Listings of boxed layout items
begin

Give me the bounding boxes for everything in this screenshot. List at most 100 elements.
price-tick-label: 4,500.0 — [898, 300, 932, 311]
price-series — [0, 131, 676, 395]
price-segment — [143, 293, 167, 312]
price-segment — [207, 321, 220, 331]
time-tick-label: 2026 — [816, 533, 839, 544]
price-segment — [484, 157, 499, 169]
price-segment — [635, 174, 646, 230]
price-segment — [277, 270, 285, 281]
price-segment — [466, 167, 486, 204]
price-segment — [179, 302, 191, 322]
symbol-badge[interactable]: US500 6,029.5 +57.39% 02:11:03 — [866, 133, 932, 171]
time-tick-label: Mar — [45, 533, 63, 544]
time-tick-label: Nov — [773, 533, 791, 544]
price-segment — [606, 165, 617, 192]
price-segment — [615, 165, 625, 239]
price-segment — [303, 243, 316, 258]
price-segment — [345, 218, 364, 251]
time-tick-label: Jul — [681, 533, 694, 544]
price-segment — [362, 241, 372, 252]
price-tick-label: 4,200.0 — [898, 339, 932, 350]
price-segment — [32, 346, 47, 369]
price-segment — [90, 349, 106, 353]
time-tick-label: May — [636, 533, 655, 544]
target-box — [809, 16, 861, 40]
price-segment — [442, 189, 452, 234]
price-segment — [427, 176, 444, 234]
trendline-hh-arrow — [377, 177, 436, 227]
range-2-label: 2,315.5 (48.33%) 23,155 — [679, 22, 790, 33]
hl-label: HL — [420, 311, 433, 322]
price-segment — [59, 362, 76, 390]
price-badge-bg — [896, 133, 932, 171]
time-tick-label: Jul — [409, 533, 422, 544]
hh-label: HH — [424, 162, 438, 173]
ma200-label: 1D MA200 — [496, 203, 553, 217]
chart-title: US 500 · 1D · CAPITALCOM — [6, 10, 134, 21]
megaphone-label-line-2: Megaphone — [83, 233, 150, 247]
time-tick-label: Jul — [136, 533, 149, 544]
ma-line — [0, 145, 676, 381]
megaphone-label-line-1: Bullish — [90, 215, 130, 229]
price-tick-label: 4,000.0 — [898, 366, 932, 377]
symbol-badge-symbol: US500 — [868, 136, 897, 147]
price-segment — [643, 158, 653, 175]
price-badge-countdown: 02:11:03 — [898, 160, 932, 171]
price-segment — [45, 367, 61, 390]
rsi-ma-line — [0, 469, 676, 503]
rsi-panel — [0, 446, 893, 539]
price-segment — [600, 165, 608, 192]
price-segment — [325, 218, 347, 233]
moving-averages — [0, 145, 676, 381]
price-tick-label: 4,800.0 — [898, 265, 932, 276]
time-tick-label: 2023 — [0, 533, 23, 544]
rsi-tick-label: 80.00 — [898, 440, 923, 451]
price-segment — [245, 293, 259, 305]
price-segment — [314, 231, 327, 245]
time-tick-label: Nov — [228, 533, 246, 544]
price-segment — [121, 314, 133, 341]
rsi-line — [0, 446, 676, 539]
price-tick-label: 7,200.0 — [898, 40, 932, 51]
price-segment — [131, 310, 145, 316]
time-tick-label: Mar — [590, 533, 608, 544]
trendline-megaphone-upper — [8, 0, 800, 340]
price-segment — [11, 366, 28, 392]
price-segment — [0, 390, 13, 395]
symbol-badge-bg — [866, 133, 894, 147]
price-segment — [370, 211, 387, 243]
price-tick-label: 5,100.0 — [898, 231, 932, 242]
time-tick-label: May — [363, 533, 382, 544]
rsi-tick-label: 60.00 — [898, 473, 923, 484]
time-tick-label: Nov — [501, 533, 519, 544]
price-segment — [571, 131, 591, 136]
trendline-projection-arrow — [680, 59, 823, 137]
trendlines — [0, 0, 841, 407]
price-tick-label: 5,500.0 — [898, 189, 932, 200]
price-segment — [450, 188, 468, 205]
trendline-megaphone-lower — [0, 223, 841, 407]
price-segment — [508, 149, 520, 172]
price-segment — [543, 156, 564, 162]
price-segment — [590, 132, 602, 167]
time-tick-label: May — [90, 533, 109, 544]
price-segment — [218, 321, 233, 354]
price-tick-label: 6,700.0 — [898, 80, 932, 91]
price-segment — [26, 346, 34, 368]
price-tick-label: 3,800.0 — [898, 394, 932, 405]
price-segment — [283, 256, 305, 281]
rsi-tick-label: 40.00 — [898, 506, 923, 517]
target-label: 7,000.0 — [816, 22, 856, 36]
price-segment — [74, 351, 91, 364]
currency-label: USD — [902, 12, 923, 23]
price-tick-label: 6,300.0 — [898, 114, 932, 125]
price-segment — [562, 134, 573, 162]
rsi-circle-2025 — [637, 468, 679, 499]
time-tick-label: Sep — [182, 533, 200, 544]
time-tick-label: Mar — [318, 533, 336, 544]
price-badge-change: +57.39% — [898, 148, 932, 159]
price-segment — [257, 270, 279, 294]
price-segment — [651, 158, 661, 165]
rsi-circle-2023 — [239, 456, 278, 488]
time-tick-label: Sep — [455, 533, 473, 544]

end

## [Task objective]
Please copy the records word for word, starting at the first line and ending at the line that contains "price-segment — [606, 165, 617, 192]".

## [Task output]
Give me the bounding boxes for everything in this screenshot. List at most 100 elements.
price-tick-label: 4,500.0 — [898, 300, 932, 311]
price-series — [0, 131, 676, 395]
price-segment — [143, 293, 167, 312]
price-segment — [207, 321, 220, 331]
time-tick-label: 2026 — [816, 533, 839, 544]
price-segment — [484, 157, 499, 169]
price-segment — [635, 174, 646, 230]
price-segment — [277, 270, 285, 281]
price-segment — [466, 167, 486, 204]
price-segment — [179, 302, 191, 322]
symbol-badge[interactable]: US500 6,029.5 +57.39% 02:11:03 — [866, 133, 932, 171]
time-tick-label: Mar — [45, 533, 63, 544]
time-tick-label: Nov — [773, 533, 791, 544]
price-segment — [606, 165, 617, 192]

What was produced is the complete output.